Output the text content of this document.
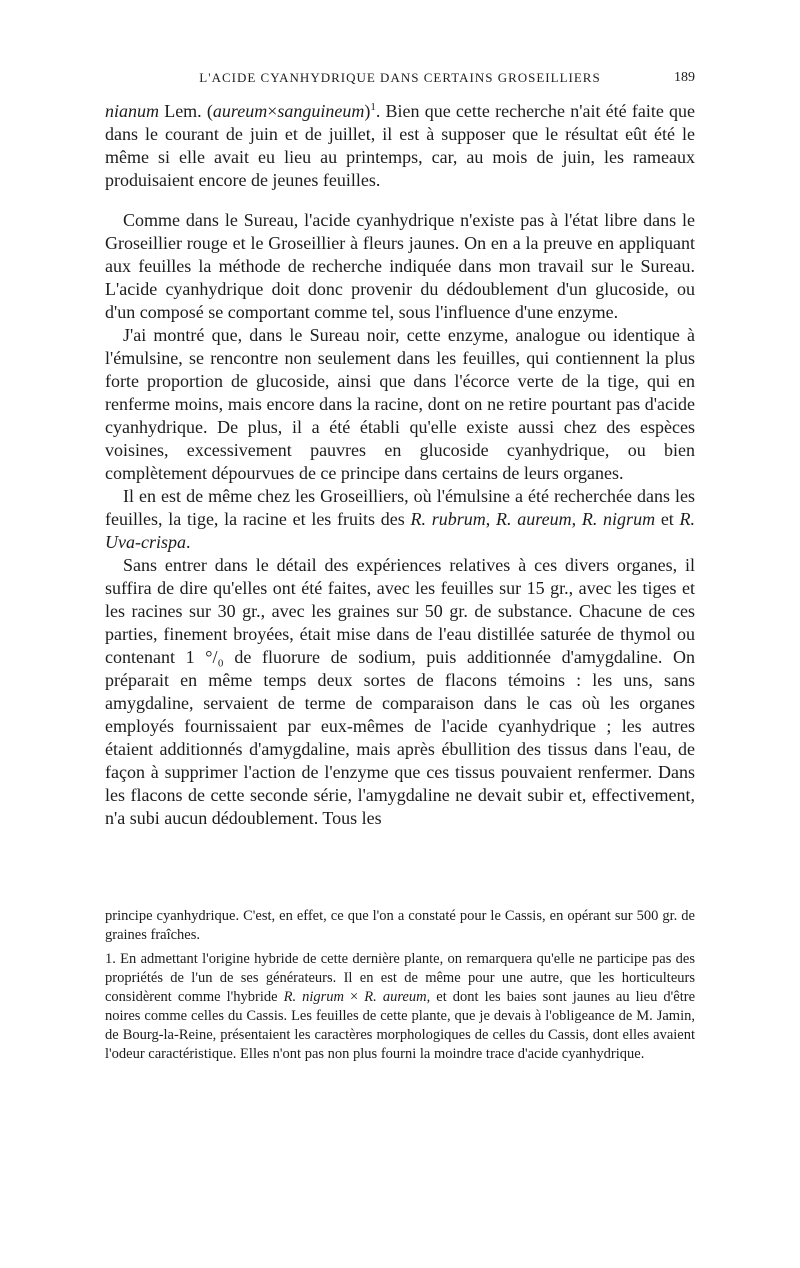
L'ACIDE CYANHYDRIQUE DANS CERTAINS GROSEILLIERS	189

nianum Lem. (aureum×sanguineum)$^1$. Bien que cette recherche n'ait été faite que dans le courant de juin et de juillet, il est à supposer que le résultat eût été le même si elle avait eu lieu au printemps, car, au mois de juin, les rameaux produisaient encore de jeunes feuilles.

Comme dans le Sureau, l'acide cyanhydrique n'existe pas à l'état libre dans le Groseillier rouge et le Groseillier à fleurs jaunes. On en a la preuve en appliquant aux feuilles la méthode de recherche indiquée dans mon travail sur le Sureau. L'acide cyanhydrique doit donc provenir du dédoublement d'un glucoside, ou d'un composé se comportant comme tel, sous l'influence d'une enzyme.

J'ai montré que, dans le Sureau noir, cette enzyme, analogue ou identique à l'émulsine, se rencontre non seulement dans les feuilles, qui contiennent la plus forte proportion de glucoside, ainsi que dans l'écorce verte de la tige, qui en renferme moins, mais encore dans la racine, dont on ne retire pourtant pas d'acide cyanhydrique. De plus, il a été établi qu'elle existe aussi chez des espèces voisines, excessivement pauvres en glucoside cyanhydrique, ou bien complètement dépourvues de ce principe dans certains de leurs organes.

Il en est de même chez les Groseilliers, où l'émulsine a été recherchée dans les feuilles, la tige, la racine et les fruits des R. rubrum, R. aureum, R. nigrum et R. Uva-crispa.

Sans entrer dans le détail des expériences relatives à ces divers organes, il suffira de dire qu'elles ont été faites, avec les feuilles sur 15 gr., avec les tiges et les racines sur 30 gr., avec les graines sur 50 gr. de substance. Chacune de ces parties, finement broyées, était mise dans de l'eau distillée saturée de thymol ou contenant 1 °/₀ de fluorure de sodium, puis additionnée d'amygdaline. On préparait en même temps deux sortes de flacons témoins : les uns, sans amygdaline, servaient de terme de comparaison dans le cas où les organes employés fournissaient par eux-mêmes de l'acide cyanhydrique ; les autres étaient additionnés d'amygdaline, mais après ébullition des tissus dans l'eau, de façon à supprimer l'action de l'enzyme que ces tissus pouvaient renfermer. Dans les flacons de cette seconde série, l'amygdaline ne devait subir et, effectivement, n'a subi aucun dédoublement. Tous les

principe cyanhydrique. C'est, en effet, ce que l'on a constaté pour le Cassis, en opérant sur 500 gr. de graines fraîches.

1. En admettant l'origine hybride de cette dernière plante, on remarquera qu'elle ne participe pas des propriétés de l'un de ses générateurs. Il en est de même pour une autre, que les horticulteurs considèrent comme l'hybride R. nigrum × R. aureum, et dont les baies sont jaunes au lieu d'être noires comme celles du Cassis. Les feuilles de cette plante, que je devais à l'obligeance de M. Jamin, de Bourg-la-Reine, présentaient les caractères morphologiques de celles du Cassis, dont elles avaient l'odeur caractéristique. Elles n'ont pas non plus fourni la moindre trace d'acide cyanhydrique.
+++
→ Required action
Please, without any pictures, print each entry exactly.

→ Completed task
Output the text content of this document.
L'ACIDE CYANHYDRIQUE DANS CERTAINS GROSEILLIERS	189

nianum Lem. (aureum×sanguineum)$^1$. Bien que cette recherche n'ait été faite que dans le courant de juin et de juillet, il est à supposer que le résultat eût été le même si elle avait eu lieu au printemps, car, au mois de juin, les rameaux produisaient encore de jeunes feuilles.

Comme dans le Sureau, l'acide cyanhydrique n'existe pas à l'état libre dans le Groseillier rouge et le Groseillier à fleurs jaunes. On en a la preuve en appliquant aux feuilles la méthode de recherche indiquée dans mon travail sur le Sureau. L'acide cyanhydrique doit donc provenir du dédoublement d'un glucoside, ou d'un composé se comportant comme tel, sous l'influence d'une enzyme.

J'ai montré que, dans le Sureau noir, cette enzyme, analogue ou identique à l'émulsine, se rencontre non seulement dans les feuilles, qui contiennent la plus forte proportion de glucoside, ainsi que dans l'écorce verte de la tige, qui en renferme moins, mais encore dans la racine, dont on ne retire pourtant pas d'acide cyanhydrique. De plus, il a été établi qu'elle existe aussi chez des espèces voisines, excessivement pauvres en glucoside cyanhydrique, ou bien complètement dépourvues de ce principe dans certains de leurs organes.

Il en est de même chez les Groseilliers, où l'émulsine a été recherchée dans les feuilles, la tige, la racine et les fruits des R. rubrum, R. aureum, R. nigrum et R. Uva-crispa.

Sans entrer dans le détail des expériences relatives à ces divers organes, il suffira de dire qu'elles ont été faites, avec les feuilles sur 15 gr., avec les tiges et les racines sur 30 gr., avec les graines sur 50 gr. de substance. Chacune de ces parties, finement broyées, était mise dans de l'eau distillée saturée de thymol ou contenant 1 °/₀ de fluorure de sodium, puis additionnée d'amygdaline. On préparait en même temps deux sortes de flacons témoins : les uns, sans amygdaline, servaient de terme de comparaison dans le cas où les organes employés fournissaient par eux-mêmes de l'acide cyanhydrique ; les autres étaient additionnés d'amygdaline, mais après ébullition des tissus dans l'eau, de façon à supprimer l'action de l'enzyme que ces tissus pouvaient renfermer. Dans les flacons de cette seconde série, l'amygdaline ne devait subir et, effectivement, n'a subi aucun dédoublement. Tous les

principe cyanhydrique. C'est, en effet, ce que l'on a constaté pour le Cassis, en opérant sur 500 gr. de graines fraîches.

1. En admettant l'origine hybride de cette dernière plante, on remarquera qu'elle ne participe pas des propriétés de l'un de ses générateurs. Il en est de même pour une autre, que les horticulteurs considèrent comme l'hybride R. nigrum × R. aureum, et dont les baies sont jaunes au lieu d'être noires comme celles du Cassis. Les feuilles de cette plante, que je devais à l'obligeance de M. Jamin, de Bourg-la-Reine, présentaient les caractères morphologiques de celles du Cassis, dont elles avaient l'odeur caractéristique. Elles n'ont pas non plus fourni la moindre trace d'acide cyanhydrique.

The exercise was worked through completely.